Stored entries
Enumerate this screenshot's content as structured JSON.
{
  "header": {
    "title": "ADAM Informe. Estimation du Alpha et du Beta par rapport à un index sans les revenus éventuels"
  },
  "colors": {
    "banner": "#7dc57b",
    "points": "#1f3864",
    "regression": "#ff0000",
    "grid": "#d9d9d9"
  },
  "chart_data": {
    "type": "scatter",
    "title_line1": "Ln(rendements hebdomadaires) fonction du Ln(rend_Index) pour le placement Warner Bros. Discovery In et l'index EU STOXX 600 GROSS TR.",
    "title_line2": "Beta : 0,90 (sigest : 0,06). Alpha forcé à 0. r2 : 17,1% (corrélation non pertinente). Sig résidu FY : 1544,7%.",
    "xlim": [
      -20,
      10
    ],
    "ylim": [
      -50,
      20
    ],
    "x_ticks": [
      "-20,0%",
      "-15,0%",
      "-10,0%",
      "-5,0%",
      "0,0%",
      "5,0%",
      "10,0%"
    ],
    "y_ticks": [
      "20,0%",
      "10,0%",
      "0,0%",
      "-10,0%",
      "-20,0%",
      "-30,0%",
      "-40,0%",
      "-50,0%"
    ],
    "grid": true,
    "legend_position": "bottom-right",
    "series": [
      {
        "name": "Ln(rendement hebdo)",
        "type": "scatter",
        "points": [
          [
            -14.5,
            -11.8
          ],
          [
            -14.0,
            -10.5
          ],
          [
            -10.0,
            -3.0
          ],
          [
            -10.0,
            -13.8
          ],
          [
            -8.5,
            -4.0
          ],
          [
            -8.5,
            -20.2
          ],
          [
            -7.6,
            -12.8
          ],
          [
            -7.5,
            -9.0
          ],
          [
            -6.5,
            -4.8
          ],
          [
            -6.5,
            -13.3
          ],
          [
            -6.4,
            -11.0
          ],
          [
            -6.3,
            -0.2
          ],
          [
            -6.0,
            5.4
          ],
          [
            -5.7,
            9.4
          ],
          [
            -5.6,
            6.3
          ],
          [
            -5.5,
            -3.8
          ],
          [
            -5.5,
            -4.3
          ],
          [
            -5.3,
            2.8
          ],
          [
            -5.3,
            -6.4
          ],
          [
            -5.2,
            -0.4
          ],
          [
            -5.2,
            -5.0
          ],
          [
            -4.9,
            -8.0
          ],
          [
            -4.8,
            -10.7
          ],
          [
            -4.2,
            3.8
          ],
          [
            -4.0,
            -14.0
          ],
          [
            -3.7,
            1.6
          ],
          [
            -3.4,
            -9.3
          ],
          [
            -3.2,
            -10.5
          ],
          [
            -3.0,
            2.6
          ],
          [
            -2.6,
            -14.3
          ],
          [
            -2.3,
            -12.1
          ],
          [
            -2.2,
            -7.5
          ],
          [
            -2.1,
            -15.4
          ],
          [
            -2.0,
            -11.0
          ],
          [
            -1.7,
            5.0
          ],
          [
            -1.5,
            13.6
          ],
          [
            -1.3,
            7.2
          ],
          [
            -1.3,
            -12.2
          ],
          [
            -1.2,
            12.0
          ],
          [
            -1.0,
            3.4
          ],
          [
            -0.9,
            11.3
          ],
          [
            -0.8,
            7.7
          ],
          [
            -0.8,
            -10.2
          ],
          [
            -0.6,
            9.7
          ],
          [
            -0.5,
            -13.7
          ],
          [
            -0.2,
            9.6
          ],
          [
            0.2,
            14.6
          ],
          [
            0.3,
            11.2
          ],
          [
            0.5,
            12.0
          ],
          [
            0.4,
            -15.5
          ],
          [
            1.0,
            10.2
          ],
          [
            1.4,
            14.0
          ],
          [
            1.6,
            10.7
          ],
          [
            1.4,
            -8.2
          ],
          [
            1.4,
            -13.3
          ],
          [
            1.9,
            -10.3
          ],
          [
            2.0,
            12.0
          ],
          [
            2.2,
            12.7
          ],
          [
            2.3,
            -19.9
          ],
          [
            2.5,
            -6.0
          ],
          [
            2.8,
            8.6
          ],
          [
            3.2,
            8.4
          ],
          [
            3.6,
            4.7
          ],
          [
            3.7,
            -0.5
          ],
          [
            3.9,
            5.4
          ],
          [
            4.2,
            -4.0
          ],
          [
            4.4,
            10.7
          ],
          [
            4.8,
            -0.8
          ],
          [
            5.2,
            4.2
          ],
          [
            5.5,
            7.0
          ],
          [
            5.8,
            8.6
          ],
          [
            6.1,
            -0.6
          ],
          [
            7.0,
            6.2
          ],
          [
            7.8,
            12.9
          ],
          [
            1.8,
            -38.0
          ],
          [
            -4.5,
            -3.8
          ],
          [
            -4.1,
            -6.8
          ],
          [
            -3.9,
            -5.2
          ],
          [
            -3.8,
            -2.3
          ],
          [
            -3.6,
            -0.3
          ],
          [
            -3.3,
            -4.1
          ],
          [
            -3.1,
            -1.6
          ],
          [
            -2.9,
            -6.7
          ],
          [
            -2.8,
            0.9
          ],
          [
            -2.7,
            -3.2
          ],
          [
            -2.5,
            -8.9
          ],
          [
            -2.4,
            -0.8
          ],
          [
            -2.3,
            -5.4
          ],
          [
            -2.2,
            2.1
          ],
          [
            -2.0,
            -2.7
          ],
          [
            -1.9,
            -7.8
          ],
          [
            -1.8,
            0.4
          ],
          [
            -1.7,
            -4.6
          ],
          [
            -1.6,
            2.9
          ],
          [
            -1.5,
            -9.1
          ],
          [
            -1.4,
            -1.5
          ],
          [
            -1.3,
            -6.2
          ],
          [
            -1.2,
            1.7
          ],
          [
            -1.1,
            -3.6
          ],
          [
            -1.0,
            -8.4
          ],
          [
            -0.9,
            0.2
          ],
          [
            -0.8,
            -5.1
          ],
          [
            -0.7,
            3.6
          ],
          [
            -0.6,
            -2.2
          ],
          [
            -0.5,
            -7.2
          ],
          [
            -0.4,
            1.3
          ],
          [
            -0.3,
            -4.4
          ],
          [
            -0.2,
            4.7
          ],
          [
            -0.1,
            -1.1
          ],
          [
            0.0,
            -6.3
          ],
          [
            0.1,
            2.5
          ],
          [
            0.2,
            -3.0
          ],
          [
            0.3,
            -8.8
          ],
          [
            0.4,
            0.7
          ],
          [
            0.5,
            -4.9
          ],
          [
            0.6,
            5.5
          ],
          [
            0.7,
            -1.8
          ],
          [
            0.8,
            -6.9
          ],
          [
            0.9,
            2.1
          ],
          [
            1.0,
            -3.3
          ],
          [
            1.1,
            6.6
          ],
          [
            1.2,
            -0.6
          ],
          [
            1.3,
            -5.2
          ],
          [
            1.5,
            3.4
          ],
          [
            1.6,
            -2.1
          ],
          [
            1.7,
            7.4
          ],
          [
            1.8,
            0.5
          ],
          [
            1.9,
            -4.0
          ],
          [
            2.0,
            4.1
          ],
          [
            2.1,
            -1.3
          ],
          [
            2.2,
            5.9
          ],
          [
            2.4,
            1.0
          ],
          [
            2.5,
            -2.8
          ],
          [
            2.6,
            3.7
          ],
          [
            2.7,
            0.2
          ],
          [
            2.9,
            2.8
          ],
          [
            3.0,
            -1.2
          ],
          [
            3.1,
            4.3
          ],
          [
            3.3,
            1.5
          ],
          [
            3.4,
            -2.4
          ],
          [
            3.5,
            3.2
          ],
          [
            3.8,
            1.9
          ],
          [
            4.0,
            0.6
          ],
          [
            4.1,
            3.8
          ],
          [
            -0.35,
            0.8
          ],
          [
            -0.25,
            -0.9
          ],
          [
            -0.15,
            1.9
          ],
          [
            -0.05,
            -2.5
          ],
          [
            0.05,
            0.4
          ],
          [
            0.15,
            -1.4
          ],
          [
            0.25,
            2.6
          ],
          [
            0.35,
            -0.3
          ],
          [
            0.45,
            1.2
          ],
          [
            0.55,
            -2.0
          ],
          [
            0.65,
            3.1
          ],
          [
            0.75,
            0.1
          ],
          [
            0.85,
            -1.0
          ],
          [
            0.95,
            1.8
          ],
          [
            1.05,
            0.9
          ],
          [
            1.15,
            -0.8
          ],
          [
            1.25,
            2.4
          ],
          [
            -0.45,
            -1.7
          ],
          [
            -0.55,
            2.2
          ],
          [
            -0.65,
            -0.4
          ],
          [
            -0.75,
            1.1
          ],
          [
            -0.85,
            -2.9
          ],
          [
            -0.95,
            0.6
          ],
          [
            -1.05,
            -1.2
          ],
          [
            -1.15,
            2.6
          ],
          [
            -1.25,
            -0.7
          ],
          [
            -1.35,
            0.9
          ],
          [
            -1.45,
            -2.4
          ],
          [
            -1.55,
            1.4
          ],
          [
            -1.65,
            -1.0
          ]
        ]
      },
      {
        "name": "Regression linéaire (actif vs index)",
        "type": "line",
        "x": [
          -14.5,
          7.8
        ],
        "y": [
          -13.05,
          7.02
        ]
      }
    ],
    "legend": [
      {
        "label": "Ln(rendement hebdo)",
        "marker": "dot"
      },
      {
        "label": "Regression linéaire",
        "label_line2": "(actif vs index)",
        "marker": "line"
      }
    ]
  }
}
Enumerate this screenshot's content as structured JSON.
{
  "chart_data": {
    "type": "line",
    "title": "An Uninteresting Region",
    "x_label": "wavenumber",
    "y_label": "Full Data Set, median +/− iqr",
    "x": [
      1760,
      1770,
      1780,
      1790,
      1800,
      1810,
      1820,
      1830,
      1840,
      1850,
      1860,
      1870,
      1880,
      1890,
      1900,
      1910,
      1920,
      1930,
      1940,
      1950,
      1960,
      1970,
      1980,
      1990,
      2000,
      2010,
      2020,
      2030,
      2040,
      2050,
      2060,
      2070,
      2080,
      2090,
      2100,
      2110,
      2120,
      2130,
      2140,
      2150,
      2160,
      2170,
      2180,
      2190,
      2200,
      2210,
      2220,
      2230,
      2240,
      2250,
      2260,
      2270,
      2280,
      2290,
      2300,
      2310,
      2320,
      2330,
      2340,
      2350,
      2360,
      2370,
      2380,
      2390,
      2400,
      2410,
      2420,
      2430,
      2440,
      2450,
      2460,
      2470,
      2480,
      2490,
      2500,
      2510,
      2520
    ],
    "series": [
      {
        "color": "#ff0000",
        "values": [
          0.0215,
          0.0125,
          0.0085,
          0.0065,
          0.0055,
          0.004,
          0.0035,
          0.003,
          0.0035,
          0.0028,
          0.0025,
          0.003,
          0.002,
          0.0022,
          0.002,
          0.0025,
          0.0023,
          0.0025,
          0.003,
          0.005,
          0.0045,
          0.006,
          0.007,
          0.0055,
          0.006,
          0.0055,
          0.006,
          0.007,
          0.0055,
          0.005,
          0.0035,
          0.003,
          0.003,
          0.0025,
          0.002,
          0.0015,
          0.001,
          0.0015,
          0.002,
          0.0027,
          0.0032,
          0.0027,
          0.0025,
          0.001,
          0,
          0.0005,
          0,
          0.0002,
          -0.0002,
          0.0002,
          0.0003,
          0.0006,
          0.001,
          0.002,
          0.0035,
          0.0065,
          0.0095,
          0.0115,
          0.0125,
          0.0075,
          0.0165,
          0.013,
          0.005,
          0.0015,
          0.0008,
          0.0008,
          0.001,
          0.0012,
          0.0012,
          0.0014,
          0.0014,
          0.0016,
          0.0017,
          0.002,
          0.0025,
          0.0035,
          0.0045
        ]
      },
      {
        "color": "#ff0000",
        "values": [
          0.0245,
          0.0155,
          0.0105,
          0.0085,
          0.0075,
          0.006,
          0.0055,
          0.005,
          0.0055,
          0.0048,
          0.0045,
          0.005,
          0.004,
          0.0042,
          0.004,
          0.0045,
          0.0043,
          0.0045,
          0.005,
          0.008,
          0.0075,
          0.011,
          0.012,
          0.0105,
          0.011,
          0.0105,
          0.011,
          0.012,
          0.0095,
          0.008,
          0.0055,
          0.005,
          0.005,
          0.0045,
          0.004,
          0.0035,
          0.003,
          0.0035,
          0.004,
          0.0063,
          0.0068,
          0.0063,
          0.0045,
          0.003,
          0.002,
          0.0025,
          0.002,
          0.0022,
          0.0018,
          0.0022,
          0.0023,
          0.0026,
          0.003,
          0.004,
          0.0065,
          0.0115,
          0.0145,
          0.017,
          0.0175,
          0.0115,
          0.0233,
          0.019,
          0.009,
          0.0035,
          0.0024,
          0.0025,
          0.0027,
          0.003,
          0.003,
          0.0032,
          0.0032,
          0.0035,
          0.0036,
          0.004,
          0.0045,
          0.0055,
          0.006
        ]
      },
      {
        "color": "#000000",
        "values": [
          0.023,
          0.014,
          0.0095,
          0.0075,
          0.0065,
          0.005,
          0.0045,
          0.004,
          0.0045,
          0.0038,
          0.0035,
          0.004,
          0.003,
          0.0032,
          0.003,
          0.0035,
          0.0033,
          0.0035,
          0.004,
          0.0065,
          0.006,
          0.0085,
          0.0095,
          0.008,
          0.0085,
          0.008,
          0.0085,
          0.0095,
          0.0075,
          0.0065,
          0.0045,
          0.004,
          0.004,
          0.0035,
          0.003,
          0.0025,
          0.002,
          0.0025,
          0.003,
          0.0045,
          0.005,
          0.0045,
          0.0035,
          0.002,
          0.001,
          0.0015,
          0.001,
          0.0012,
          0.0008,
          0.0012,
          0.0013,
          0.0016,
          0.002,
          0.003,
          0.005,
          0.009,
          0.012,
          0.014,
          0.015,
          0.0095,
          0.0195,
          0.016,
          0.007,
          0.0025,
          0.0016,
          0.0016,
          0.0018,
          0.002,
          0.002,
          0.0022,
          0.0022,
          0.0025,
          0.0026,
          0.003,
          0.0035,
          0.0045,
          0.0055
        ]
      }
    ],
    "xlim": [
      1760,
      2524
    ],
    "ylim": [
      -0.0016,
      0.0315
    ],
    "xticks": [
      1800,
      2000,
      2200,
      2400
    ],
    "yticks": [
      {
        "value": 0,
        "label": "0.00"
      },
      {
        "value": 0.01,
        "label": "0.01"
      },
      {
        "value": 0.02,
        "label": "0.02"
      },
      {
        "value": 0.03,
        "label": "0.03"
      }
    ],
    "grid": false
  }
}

- [WRITTEN INSTRUCTION] In the entries above, identify every line with the word "Alpha". Copy those lines.

- [RESULT]
    "title": "ADAM Informe. Estimation du Alpha et du Beta par rapport à un index sans les revenus éventuels"
    "title_line2": "Beta : 0,90 (sigest : 0,06). Alpha forcé à 0. r2 : 17,1% (corrélation non pertinente). Sig résidu FY : 1544,7%.",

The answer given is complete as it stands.